Description of the task
Examine the entries below, count the lines holding the string "tickets", and respond with the number only.

Data for processing
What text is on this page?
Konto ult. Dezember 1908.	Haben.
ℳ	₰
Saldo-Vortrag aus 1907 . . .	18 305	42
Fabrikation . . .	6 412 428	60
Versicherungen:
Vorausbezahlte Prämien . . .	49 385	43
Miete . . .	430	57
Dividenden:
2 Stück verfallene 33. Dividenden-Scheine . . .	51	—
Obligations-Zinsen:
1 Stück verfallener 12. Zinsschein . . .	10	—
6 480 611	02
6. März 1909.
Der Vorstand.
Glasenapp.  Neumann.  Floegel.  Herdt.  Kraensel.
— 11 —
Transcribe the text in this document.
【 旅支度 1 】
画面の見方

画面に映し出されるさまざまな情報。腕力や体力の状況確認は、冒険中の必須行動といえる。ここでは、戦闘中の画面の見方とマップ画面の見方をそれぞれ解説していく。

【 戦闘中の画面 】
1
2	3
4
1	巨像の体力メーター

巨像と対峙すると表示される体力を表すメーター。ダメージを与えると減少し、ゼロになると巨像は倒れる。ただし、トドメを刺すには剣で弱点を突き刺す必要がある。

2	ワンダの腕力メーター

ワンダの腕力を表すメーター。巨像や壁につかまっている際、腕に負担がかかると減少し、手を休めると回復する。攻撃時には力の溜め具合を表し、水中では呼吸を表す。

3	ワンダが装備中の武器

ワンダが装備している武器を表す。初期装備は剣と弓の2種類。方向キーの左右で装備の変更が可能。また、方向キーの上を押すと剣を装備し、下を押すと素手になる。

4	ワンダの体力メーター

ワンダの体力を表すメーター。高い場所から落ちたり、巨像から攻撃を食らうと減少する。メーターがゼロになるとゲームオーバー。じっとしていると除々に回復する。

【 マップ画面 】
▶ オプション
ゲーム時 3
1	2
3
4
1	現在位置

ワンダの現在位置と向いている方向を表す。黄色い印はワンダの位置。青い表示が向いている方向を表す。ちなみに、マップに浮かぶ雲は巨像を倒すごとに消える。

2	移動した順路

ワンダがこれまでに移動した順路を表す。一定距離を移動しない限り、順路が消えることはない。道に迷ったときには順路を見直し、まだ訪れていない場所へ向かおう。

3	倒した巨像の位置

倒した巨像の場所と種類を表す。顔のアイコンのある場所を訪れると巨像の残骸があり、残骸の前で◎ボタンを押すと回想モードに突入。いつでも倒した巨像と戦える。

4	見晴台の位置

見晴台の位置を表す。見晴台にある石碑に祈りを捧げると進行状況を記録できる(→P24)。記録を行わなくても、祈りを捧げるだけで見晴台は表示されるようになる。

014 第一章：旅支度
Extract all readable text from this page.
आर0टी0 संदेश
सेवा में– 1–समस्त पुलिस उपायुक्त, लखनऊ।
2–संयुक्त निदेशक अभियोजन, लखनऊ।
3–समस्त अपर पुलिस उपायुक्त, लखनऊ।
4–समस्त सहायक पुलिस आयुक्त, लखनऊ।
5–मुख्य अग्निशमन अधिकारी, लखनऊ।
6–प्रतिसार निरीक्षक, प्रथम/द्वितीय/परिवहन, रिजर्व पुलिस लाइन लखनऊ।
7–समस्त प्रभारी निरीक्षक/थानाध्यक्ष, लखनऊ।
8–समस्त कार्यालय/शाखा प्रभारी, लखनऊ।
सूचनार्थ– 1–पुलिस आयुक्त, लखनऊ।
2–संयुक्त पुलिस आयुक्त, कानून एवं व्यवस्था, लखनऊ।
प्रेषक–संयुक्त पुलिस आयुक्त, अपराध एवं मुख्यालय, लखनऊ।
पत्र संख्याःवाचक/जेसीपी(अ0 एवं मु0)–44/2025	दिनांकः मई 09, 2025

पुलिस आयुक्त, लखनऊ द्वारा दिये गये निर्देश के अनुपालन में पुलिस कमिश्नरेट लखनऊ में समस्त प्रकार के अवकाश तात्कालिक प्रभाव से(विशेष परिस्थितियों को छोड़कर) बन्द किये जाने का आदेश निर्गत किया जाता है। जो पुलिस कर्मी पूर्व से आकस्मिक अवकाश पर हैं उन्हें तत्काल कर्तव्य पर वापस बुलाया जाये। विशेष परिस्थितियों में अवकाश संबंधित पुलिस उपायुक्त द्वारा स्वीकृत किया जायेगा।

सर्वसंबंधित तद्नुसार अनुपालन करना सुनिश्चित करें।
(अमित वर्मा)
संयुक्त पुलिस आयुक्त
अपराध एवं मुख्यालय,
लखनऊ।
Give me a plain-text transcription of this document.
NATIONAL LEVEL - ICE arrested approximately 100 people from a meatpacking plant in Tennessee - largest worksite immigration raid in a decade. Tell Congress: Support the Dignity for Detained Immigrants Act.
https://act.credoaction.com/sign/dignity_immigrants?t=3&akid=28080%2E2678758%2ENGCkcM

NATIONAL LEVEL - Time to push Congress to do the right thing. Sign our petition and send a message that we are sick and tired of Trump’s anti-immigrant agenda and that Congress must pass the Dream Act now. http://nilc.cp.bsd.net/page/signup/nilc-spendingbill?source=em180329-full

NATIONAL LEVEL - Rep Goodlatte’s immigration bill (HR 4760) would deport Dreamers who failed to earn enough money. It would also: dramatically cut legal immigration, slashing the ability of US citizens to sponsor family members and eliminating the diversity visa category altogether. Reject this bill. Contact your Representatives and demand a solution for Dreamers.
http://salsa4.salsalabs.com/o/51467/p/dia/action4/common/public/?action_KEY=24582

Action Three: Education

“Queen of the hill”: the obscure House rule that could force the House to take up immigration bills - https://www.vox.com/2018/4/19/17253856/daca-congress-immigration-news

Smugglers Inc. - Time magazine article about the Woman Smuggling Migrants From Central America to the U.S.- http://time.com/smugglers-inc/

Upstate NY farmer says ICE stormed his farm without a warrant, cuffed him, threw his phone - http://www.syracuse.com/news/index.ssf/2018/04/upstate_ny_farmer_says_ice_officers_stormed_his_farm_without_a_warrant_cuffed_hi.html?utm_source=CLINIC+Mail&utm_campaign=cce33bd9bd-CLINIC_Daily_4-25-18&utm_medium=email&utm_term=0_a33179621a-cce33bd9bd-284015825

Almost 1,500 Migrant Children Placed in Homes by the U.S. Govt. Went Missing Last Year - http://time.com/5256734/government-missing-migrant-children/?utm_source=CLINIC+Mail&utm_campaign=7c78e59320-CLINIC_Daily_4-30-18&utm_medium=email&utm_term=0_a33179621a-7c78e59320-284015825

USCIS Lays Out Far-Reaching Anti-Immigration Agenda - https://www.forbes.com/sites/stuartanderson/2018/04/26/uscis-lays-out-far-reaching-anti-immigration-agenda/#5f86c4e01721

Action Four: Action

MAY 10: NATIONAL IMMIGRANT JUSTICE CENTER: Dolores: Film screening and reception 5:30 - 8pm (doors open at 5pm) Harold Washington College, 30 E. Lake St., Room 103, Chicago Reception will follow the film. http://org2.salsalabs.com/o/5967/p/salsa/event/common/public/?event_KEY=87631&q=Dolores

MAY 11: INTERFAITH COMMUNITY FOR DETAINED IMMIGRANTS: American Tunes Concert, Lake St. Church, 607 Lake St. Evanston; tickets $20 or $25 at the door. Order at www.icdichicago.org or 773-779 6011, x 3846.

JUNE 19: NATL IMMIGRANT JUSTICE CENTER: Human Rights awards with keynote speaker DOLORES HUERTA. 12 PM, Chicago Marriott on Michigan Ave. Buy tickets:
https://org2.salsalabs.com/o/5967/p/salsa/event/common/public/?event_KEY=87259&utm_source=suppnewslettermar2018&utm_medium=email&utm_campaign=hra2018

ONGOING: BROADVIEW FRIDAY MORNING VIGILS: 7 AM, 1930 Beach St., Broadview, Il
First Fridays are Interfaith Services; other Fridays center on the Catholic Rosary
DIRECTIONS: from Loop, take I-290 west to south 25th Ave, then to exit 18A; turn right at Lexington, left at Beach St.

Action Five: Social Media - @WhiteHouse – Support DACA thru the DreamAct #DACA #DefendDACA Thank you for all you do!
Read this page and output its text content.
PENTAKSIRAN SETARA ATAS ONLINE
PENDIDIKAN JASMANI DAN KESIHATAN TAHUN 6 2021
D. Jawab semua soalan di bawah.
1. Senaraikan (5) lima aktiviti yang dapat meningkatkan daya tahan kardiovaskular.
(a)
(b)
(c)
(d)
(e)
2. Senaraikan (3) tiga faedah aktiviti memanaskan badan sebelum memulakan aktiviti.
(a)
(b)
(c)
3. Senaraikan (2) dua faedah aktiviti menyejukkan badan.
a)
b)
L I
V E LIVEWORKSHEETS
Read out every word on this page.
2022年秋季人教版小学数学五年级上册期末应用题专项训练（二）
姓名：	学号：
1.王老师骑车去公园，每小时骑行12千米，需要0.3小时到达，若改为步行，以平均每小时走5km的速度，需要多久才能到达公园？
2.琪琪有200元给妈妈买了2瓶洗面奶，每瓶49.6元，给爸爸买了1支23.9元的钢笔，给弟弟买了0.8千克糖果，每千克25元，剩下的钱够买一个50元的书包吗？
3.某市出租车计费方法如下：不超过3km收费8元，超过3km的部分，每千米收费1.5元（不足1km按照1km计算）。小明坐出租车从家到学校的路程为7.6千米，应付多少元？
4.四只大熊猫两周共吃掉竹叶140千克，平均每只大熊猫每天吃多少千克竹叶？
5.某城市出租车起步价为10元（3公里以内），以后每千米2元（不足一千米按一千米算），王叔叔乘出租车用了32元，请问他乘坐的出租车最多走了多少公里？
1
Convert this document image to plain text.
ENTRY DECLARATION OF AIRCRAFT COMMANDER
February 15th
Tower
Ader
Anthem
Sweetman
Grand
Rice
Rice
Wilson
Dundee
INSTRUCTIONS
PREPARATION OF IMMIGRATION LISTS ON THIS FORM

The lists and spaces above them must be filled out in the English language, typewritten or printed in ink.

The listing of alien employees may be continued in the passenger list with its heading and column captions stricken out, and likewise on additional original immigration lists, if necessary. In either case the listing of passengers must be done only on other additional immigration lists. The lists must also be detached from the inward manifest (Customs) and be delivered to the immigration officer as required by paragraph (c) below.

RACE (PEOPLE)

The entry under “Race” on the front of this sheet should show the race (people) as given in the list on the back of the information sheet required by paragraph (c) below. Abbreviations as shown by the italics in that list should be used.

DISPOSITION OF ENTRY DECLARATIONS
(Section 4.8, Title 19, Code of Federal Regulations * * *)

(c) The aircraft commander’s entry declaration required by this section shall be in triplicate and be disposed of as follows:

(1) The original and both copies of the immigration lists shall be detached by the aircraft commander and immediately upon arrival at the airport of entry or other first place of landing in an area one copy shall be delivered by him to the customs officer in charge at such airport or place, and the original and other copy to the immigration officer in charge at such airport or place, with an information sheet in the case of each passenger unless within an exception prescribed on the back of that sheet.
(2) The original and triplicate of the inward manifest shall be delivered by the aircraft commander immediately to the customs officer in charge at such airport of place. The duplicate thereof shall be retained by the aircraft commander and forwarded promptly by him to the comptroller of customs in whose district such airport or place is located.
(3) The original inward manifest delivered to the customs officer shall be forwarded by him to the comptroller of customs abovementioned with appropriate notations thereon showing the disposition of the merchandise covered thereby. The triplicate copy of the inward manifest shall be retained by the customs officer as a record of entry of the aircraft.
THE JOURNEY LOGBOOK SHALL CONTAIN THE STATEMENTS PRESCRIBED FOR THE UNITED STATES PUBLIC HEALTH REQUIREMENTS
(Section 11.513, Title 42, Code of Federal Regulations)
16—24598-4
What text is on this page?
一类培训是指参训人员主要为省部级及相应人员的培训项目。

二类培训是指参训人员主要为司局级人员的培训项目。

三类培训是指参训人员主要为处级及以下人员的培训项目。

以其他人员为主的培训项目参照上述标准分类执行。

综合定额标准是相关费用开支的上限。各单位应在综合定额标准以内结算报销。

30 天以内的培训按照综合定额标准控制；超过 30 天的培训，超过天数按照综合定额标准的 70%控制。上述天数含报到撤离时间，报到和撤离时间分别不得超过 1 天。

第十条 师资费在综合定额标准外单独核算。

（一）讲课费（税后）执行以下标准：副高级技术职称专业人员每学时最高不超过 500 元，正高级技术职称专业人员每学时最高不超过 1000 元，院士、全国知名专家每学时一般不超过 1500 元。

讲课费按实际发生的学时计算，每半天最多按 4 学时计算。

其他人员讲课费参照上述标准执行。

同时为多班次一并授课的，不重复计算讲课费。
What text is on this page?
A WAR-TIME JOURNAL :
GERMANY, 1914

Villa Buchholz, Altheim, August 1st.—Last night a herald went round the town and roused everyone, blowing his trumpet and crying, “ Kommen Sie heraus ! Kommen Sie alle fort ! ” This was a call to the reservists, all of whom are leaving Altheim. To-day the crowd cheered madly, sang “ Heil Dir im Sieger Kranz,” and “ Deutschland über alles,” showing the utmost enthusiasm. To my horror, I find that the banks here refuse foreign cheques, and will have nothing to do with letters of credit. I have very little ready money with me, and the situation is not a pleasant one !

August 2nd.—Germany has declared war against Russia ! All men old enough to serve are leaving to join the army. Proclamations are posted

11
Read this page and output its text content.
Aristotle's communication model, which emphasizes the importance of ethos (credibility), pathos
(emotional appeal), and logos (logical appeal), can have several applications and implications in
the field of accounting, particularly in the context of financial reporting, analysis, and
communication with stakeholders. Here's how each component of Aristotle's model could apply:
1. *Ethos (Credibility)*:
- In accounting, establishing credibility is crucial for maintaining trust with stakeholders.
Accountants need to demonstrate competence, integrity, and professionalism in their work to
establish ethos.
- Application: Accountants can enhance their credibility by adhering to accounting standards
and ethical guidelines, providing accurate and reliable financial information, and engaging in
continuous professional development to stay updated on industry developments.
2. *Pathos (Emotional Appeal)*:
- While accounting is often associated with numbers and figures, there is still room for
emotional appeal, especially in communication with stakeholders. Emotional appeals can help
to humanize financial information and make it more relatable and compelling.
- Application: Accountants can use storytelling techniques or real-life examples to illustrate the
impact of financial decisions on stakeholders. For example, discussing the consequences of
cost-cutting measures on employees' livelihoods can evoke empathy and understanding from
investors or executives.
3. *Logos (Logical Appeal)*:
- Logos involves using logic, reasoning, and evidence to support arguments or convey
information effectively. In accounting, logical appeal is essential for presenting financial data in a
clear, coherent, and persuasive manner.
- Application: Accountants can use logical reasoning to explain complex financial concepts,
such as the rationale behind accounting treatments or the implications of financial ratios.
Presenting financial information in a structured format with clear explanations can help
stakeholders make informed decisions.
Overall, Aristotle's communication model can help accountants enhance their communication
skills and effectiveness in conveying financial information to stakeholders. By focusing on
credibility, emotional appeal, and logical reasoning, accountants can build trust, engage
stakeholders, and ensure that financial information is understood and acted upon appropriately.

Written answer
2